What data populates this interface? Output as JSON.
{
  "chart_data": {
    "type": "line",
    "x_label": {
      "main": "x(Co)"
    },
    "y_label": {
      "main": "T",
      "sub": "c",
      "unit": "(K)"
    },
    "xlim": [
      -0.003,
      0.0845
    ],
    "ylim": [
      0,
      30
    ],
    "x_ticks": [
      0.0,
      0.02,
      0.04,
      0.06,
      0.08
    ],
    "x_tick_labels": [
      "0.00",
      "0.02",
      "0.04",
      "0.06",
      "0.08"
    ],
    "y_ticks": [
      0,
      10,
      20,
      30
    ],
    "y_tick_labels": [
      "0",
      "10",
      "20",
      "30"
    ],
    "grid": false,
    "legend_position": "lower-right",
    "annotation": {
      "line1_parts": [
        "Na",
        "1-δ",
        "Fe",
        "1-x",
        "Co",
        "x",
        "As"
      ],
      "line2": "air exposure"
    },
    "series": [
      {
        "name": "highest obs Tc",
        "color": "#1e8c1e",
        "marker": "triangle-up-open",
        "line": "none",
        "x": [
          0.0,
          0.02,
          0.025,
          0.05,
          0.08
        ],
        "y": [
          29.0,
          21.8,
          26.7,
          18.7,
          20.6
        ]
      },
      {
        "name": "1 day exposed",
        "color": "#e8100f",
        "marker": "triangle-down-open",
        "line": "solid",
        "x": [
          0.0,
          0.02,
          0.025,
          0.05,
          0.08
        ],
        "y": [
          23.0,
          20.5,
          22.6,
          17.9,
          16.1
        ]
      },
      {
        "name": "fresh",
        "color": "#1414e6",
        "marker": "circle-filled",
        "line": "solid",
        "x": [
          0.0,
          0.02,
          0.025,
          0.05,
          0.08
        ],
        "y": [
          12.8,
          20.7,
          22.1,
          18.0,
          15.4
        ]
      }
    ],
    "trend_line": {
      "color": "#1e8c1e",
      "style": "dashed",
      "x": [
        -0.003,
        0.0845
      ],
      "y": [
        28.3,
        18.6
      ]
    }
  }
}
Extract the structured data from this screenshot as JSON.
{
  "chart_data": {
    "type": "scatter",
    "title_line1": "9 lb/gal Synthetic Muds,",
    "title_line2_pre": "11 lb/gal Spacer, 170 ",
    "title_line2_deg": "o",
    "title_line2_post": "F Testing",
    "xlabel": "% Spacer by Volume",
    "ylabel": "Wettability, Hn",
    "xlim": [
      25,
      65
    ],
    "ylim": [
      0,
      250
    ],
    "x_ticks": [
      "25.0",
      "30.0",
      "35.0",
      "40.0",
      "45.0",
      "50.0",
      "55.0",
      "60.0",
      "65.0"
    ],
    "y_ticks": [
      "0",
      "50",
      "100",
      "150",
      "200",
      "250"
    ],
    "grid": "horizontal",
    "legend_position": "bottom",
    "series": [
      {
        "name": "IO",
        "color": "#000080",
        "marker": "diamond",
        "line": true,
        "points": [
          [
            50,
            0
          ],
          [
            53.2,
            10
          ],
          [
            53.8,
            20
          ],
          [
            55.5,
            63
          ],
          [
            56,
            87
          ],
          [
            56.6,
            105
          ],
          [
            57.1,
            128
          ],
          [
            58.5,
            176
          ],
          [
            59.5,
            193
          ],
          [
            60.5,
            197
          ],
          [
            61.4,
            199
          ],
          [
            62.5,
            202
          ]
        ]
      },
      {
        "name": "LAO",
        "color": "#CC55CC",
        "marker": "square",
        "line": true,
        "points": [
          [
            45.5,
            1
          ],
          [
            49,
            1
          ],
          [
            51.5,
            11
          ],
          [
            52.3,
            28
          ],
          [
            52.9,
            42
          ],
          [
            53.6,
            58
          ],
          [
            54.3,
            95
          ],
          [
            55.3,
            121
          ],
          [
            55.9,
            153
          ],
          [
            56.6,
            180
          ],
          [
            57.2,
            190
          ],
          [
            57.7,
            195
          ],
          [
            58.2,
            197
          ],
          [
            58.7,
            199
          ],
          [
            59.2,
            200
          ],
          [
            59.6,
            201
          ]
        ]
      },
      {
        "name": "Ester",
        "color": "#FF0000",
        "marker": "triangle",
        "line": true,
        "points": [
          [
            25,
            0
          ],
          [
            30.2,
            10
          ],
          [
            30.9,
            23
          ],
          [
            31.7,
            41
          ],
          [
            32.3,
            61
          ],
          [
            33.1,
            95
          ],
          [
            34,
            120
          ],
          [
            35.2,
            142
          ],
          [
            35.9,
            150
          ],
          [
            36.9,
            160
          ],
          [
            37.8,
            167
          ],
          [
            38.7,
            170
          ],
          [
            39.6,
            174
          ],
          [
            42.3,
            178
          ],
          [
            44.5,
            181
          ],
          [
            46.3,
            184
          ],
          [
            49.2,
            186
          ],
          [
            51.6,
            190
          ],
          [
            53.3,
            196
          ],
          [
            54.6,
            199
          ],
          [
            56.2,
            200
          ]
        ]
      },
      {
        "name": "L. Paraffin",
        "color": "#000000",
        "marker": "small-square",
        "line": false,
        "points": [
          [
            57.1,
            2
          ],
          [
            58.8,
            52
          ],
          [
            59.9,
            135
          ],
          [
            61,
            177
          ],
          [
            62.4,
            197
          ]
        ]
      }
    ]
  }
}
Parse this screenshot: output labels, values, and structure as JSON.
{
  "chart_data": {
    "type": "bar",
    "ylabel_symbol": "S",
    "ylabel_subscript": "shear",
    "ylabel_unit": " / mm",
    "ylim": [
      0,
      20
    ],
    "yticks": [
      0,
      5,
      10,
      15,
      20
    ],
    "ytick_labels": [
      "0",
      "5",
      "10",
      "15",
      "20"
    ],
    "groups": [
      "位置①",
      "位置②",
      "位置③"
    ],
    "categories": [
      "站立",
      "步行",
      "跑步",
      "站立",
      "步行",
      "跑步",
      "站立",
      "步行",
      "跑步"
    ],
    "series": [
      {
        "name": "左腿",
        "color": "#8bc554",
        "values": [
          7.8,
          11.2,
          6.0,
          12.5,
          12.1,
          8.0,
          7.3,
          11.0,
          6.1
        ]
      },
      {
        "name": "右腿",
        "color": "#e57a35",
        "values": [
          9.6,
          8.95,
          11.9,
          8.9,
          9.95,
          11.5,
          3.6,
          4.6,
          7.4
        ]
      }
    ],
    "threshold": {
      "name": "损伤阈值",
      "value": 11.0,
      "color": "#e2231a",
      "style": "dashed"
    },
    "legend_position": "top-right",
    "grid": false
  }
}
########################################
Aim of the exercise:
Repeat the listing above without any change.

Task solution:
What data populates this interface? Output as JSON.
{
  "chart_data": {
    "type": "line",
    "x_label": {
      "main": "x(Co)"
    },
    "y_label": {
      "main": "T",
      "sub": "c",
      "unit": "(K)"
    },
    "xlim": [
      -0.003,
      0.0845
    ],
    "ylim": [
      0,
      30
    ],
    "x_ticks": [
      0.0,
      0.02,
      0.04,
      0.06,
      0.08
    ],
    "x_tick_labels": [
      "0.00",
      "0.02",
      "0.04",
      "0.06",
      "0.08"
    ],
    "y_ticks": [
      0,
      10,
      20,
      30
    ],
    "y_tick_labels": [
      "0",
      "10",
      "20",
      "30"
    ],
    "grid": false,
    "legend_position": "lower-right",
    "annotation": {
      "line1_parts": [
        "Na",
        "1-δ",
        "Fe",
        "1-x",
        "Co",
        "x",
        "As"
      ],
      "line2": "air exposure"
    },
    "series": [
      {
        "name": "highest obs Tc",
        "color": "#1e8c1e",
        "marker": "triangle-up-open",
        "line": "none",
        "x": [
          0.0,
          0.02,
          0.025,
          0.05,
          0.08
        ],
        "y": [
          29.0,
          21.8,
          26.7,
          18.7,
          20.6
        ]
      },
      {
        "name": "1 day exposed",
        "color": "#e8100f",
        "marker": "triangle-down-open",
        "line": "solid",
        "x": [
          0.0,
          0.02,
          0.025,
          0.05,
          0.08
        ],
        "y": [
          23.0,
          20.5,
          22.6,
          17.9,
          16.1
        ]
      },
      {
        "name": "fresh",
        "color": "#1414e6",
        "marker": "circle-filled",
        "line": "solid",
        "x": [
          0.0,
          0.02,
          0.025,
          0.05,
          0.08
        ],
        "y": [
          12.8,
          20.7,
          22.1,
          18.0,
          15.4
        ]
      }
    ],
    "trend_line": {
      "color": "#1e8c1e",
      "style": "dashed",
      "x": [
        -0.003,
        0.0845
      ],
      "y": [
        28.3,
        18.6
      ]
    }
  }
}
Extract the structured data from this screenshot as JSON.
{
  "chart_data": {
    "type": "scatter",
    "title_line1": "9 lb/gal Synthetic Muds,",
    "title_line2_pre": "11 lb/gal Spacer, 170 ",
    "title_line2_deg": "o",
    "title_line2_post": "F Testing",
    "xlabel": "% Spacer by Volume",
    "ylabel": "Wettability, Hn",
    "xlim": [
      25,
      65
    ],
    "ylim": [
      0,
      250
    ],
    "x_ticks": [
      "25.0",
      "30.0",
      "35.0",
      "40.0",
      "45.0",
      "50.0",
      "55.0",
      "60.0",
      "65.0"
    ],
    "y_ticks": [
      "0",
      "50",
      "100",
      "150",
      "200",
      "250"
    ],
    "grid": "horizontal",
    "legend_position": "bottom",
    "series": [
      {
        "name": "IO",
        "color": "#000080",
        "marker": "diamond",
        "line": true,
        "points": [
          [
            50,
            0
          ],
          [
            53.2,
            10
          ],
          [
            53.8,
            20
          ],
          [
            55.5,
            63
          ],
          [
            56,
            87
          ],
          [
            56.6,
            105
          ],
          [
            57.1,
            128
          ],
          [
            58.5,
            176
          ],
          [
            59.5,
            193
          ],
          [
            60.5,
            197
          ],
          [
            61.4,
            199
          ],
          [
            62.5,
            202
          ]
        ]
      },
      {
        "name": "LAO",
        "color": "#CC55CC",
        "marker": "square",
        "line": true,
        "points": [
          [
            45.5,
            1
          ],
          [
            49,
            1
          ],
          [
            51.5,
            11
          ],
          [
            52.3,
            28
          ],
          [
            52.9,
            42
          ],
          [
            53.6,
            58
          ],
          [
            54.3,
            95
          ],
          [
            55.3,
            121
          ],
          [
            55.9,
            153
          ],
          [
            56.6,
            180
          ],
          [
            57.2,
            190
          ],
          [
            57.7,
            195
          ],
          [
            58.2,
            197
          ],
          [
            58.7,
            199
          ],
          [
            59.2,
            200
          ],
          [
            59.6,
            201
          ]
        ]
      },
      {
        "name": "Ester",
        "color": "#FF0000",
        "marker": "triangle",
        "line": true,
        "points": [
          [
            25,
            0
          ],
          [
            30.2,
            10
          ],
          [
            30.9,
            23
          ],
          [
            31.7,
            41
          ],
          [
            32.3,
            61
          ],
          [
            33.1,
            95
          ],
          [
            34,
            120
          ],
          [
            35.2,
            142
          ],
          [
            35.9,
            150
          ],
          [
            36.9,
            160
          ],
          [
            37.8,
            167
          ],
          [
            38.7,
            170
          ],
          [
            39.6,
            174
          ],
          [
            42.3,
            178
          ],
          [
            44.5,
            181
          ],
          [
            46.3,
            184
          ],
          [
            49.2,
            186
          ],
          [
            51.6,
            190
          ],
          [
            53.3,
            196
          ],
          [
            54.6,
            199
          ],
          [
            56.2,
            200
          ]
        ]
      },
      {
        "name": "L. Paraffin",
        "color": "#000000",
        "marker": "small-square",
        "line": false,
        "points": [
          [
            57.1,
            2
          ],
          [
            58.8,
            52
          ],
          [
            59.9,
            135
          ],
          [
            61,
            177
          ],
          [
            62.4,
            197
          ]
        ]
      }
    ]
  }
}
Parse this screenshot: output labels, values, and structure as JSON.
{
  "chart_data": {
    "type": "bar",
    "ylabel_symbol": "S",
    "ylabel_subscript": "shear",
    "ylabel_unit": " / mm",
    "ylim": [
      0,
      20
    ],
    "yticks": [
      0,
      5,
      10,
      15,
      20
    ],
    "ytick_labels": [
      "0",
      "5",
      "10",
      "15",
      "20"
    ],
    "groups": [
      "位置①",
      "位置②",
      "位置③"
    ],
    "categories": [
      "站立",
      "步行",
      "跑步",
      "站立",
      "步行",
      "跑步",
      "站立",
      "步行",
      "跑步"
    ],
    "series": [
      {
        "name": "左腿",
        "color": "#8bc554",
        "values": [
          7.8,
          11.2,
          6.0,
          12.5,
          12.1,
          8.0,
          7.3,
          11.0,
          6.1
        ]
      },
      {
        "name": "右腿",
        "color": "#e57a35",
        "values": [
          9.6,
          8.95,
          11.9,
          8.9,
          9.95,
          11.5,
          3.6,
          4.6,
          7.4
        ]
      }
    ],
    "threshold": {
      "name": "损伤阈值",
      "value": 11.0,
      "color": "#e2231a",
      "style": "dashed"
    },
    "legend_position": "top-right",
    "grid": false
  }
}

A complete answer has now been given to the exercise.